• PROBLEM DETAILS
Reproduce the following data verbatim, line by line.

Spatial annotation records:
---+---
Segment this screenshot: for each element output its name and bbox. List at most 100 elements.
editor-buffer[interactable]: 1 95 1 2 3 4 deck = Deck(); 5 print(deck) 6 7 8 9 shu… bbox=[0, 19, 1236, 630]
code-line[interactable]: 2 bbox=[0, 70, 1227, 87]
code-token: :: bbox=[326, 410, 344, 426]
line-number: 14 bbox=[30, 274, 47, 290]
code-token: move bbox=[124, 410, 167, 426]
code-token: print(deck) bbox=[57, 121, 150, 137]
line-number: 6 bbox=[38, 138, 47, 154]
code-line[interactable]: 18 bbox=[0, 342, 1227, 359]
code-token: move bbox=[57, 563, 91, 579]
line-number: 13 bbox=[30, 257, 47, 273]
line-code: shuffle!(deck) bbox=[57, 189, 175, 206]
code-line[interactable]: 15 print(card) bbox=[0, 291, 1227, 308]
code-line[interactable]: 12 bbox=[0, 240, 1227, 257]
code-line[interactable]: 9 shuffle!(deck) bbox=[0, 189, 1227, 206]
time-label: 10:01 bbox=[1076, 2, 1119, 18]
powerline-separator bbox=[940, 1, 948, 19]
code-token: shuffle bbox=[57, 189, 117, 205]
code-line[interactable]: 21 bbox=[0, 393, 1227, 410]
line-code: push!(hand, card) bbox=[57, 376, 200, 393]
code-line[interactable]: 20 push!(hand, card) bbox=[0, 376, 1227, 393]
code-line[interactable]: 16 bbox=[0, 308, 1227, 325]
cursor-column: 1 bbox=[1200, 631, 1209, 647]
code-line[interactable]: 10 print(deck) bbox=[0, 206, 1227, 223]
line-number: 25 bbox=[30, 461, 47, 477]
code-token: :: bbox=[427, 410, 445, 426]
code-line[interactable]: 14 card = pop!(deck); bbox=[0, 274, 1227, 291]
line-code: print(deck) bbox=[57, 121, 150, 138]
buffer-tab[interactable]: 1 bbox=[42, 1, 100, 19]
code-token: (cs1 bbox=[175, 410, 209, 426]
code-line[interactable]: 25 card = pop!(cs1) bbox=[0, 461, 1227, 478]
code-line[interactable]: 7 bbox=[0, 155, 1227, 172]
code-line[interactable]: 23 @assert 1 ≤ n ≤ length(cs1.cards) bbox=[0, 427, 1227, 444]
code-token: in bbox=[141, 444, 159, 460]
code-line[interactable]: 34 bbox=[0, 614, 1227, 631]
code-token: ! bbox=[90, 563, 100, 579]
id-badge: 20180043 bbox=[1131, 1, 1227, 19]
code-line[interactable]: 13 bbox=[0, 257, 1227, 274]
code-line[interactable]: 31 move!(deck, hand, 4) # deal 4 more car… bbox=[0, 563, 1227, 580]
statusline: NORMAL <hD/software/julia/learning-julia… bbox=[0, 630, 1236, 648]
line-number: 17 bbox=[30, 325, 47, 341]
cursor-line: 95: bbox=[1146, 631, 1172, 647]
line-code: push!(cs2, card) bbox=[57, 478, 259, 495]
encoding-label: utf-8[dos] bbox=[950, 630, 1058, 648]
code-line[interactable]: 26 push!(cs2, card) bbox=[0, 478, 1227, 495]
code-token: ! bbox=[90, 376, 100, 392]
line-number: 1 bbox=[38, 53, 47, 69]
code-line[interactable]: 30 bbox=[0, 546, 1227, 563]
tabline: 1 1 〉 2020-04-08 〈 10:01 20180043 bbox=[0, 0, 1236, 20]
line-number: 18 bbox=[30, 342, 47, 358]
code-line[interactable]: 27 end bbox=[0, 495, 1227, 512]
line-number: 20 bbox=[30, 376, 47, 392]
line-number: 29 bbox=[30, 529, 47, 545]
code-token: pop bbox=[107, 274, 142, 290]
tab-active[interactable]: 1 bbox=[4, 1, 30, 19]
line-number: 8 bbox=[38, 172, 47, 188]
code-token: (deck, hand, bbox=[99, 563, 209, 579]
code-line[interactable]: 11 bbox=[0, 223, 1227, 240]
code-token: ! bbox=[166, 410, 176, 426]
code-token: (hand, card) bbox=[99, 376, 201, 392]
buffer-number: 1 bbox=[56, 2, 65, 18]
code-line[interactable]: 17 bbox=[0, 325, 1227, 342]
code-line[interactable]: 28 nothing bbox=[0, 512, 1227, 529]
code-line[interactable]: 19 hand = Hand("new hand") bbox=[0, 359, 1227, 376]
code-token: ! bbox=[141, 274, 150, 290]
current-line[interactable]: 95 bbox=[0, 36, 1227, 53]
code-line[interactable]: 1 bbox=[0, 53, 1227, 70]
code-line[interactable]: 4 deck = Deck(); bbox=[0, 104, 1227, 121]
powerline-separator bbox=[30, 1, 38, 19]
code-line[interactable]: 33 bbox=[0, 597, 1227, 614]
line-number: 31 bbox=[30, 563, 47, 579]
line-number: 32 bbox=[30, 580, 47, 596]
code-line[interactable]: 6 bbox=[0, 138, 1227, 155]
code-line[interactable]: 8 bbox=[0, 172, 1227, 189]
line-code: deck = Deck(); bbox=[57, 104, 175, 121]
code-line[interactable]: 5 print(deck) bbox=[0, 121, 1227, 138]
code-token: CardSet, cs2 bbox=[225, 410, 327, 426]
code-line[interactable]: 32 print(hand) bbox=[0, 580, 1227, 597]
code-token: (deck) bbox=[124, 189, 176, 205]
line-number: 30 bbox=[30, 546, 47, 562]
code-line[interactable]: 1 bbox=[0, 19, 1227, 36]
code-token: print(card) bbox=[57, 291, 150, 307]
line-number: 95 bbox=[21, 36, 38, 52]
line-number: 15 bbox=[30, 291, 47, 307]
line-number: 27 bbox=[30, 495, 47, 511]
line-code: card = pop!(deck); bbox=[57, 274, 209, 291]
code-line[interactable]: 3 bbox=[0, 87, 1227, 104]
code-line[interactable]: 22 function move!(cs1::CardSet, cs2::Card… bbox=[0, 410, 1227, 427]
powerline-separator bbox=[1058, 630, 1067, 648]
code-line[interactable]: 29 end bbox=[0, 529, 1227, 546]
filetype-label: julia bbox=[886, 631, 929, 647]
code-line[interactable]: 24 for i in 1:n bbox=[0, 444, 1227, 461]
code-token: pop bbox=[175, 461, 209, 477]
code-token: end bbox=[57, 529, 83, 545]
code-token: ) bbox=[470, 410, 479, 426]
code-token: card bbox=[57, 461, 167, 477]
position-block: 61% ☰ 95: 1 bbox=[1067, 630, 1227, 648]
---+---
• SOLUTION
Segment this screenshot: for each element output its name and bbox. List at most 100 elements.
editor-buffer[interactable]: 1 95 1 2 3 4 deck = Deck(); 5 print(deck) 6 7 8 9 shu… bbox=[0, 19, 1236, 630]
code-line[interactable]: 2 bbox=[0, 70, 1227, 87]
code-token: :: bbox=[326, 410, 344, 426]
line-number: 14 bbox=[30, 274, 47, 290]
code-token: move bbox=[124, 410, 167, 426]
code-token: print(deck) bbox=[57, 121, 150, 137]
line-number: 6 bbox=[38, 138, 47, 154]
code-line[interactable]: 18 bbox=[0, 342, 1227, 359]
code-token: move bbox=[57, 563, 91, 579]
line-number: 13 bbox=[30, 257, 47, 273]
line-code: shuffle!(deck) bbox=[57, 189, 175, 206]
code-line[interactable]: 15 print(card) bbox=[0, 291, 1227, 308]
code-line[interactable]: 12 bbox=[0, 240, 1227, 257]
code-line[interactable]: 9 shuffle!(deck) bbox=[0, 189, 1227, 206]
time-label: 10:01 bbox=[1076, 2, 1119, 18]
powerline-separator bbox=[940, 1, 948, 19]
code-token: shuffle bbox=[57, 189, 117, 205]
code-line[interactable]: 21 bbox=[0, 393, 1227, 410]
line-code: push!(hand, card) bbox=[57, 376, 200, 393]
code-line[interactable]: 20 push!(hand, card) bbox=[0, 376, 1227, 393]
code-line[interactable]: 16 bbox=[0, 308, 1227, 325]
cursor-column: 1 bbox=[1200, 631, 1209, 647]
code-line[interactable]: 10 print(deck) bbox=[0, 206, 1227, 223]
line-number: 25 bbox=[30, 461, 47, 477]
code-token: :: bbox=[427, 410, 445, 426]
code-line[interactable]: 14 card = pop!(deck); bbox=[0, 274, 1227, 291]
line-code: print(deck) bbox=[57, 121, 150, 138]
buffer-tab[interactable]: 1 bbox=[42, 1, 100, 19]
code-token: (cs1 bbox=[175, 410, 209, 426]
code-line[interactable]: 25 card = pop!(cs1) bbox=[0, 461, 1227, 478]
code-line[interactable]: 7 bbox=[0, 155, 1227, 172]
code-line[interactable]: 23 @assert 1 ≤ n ≤ length(cs1.cards) bbox=[0, 427, 1227, 444]
code-token: in bbox=[141, 444, 159, 460]
code-line[interactable]: 34 bbox=[0, 614, 1227, 631]
code-token: ! bbox=[90, 563, 100, 579]
id-badge: 20180043 bbox=[1131, 1, 1227, 19]
code-line[interactable]: 13 bbox=[0, 257, 1227, 274]
code-line[interactable]: 31 move!(deck, hand, 4) # deal 4 more car… bbox=[0, 563, 1227, 580]
statusline: NORMAL <hD/software/julia/learning-julia… bbox=[0, 630, 1236, 648]
line-number: 17 bbox=[30, 325, 47, 341]
cursor-line: 95: bbox=[1146, 631, 1172, 647]
line-code: push!(cs2, card) bbox=[57, 478, 259, 495]
encoding-label: utf-8[dos] bbox=[950, 630, 1058, 648]
code-line[interactable]: 26 push!(cs2, card) bbox=[0, 478, 1227, 495]
code-token: ! bbox=[90, 376, 100, 392]
line-number: 1 bbox=[38, 53, 47, 69]
code-line[interactable]: 30 bbox=[0, 546, 1227, 563]
tabline: 1 1 〉 2020-04-08 〈 10:01 20180043 bbox=[0, 0, 1236, 20]
line-number: 18 bbox=[30, 342, 47, 358]
code-line[interactable]: 27 end bbox=[0, 495, 1227, 512]
line-number: 20 bbox=[30, 376, 47, 392]
line-number: 29 bbox=[30, 529, 47, 545]
code-token: pop bbox=[107, 274, 142, 290]
tab-active[interactable]: 1 bbox=[4, 1, 30, 19]
line-number: 8 bbox=[38, 172, 47, 188]
code-token: (deck, hand, bbox=[99, 563, 209, 579]
code-line[interactable]: 11 bbox=[0, 223, 1227, 240]
code-token: ! bbox=[166, 410, 176, 426]
code-token: (hand, card) bbox=[99, 376, 201, 392]
buffer-number: 1 bbox=[56, 2, 65, 18]
code-line[interactable]: 17 bbox=[0, 325, 1227, 342]
code-line[interactable]: 28 nothing bbox=[0, 512, 1227, 529]
code-line[interactable]: 19 hand = Hand("new hand") bbox=[0, 359, 1227, 376]
code-token: ! bbox=[141, 274, 150, 290]
current-line[interactable]: 95 bbox=[0, 36, 1227, 53]
code-line[interactable]: 1 bbox=[0, 53, 1227, 70]
code-line[interactable]: 4 deck = Deck(); bbox=[0, 104, 1227, 121]
powerline-separator bbox=[30, 1, 38, 19]
code-line[interactable]: 33 bbox=[0, 597, 1227, 614]
line-number: 31 bbox=[30, 563, 47, 579]
line-number: 32 bbox=[30, 580, 47, 596]
code-line[interactable]: 6 bbox=[0, 138, 1227, 155]
code-line[interactable]: 8 bbox=[0, 172, 1227, 189]
line-code: deck = Deck(); bbox=[57, 104, 175, 121]
code-line[interactable]: 5 print(deck) bbox=[0, 121, 1227, 138]
code-token: CardSet, cs2 bbox=[225, 410, 327, 426]
code-line[interactable]: 32 print(hand) bbox=[0, 580, 1227, 597]
code-token: (deck) bbox=[124, 189, 176, 205]
line-number: 30 bbox=[30, 546, 47, 562]
code-line[interactable]: 1 bbox=[0, 19, 1227, 36]
code-token: print(card) bbox=[57, 291, 150, 307]
line-number: 95 bbox=[21, 36, 38, 52]
line-number: 15 bbox=[30, 291, 47, 307]
line-number: 27 bbox=[30, 495, 47, 511]
line-code: card = pop!(deck); bbox=[57, 274, 209, 291]
code-line[interactable]: 3 bbox=[0, 87, 1227, 104]
code-line[interactable]: 22 function move!(cs1::CardSet, cs2::Card… bbox=[0, 410, 1227, 427]
powerline-separator bbox=[1058, 630, 1067, 648]
code-line[interactable]: 29 end bbox=[0, 529, 1227, 546]
filetype-label: julia bbox=[886, 631, 929, 647]
code-line[interactable]: 24 for i in 1:n bbox=[0, 444, 1227, 461]
code-token: pop bbox=[175, 461, 209, 477]
code-token: end bbox=[57, 529, 83, 545]
code-token: ) bbox=[470, 410, 479, 426]
code-token: card bbox=[57, 461, 167, 477]
position-block: 61% ☰ 95: 1 bbox=[1067, 630, 1227, 648]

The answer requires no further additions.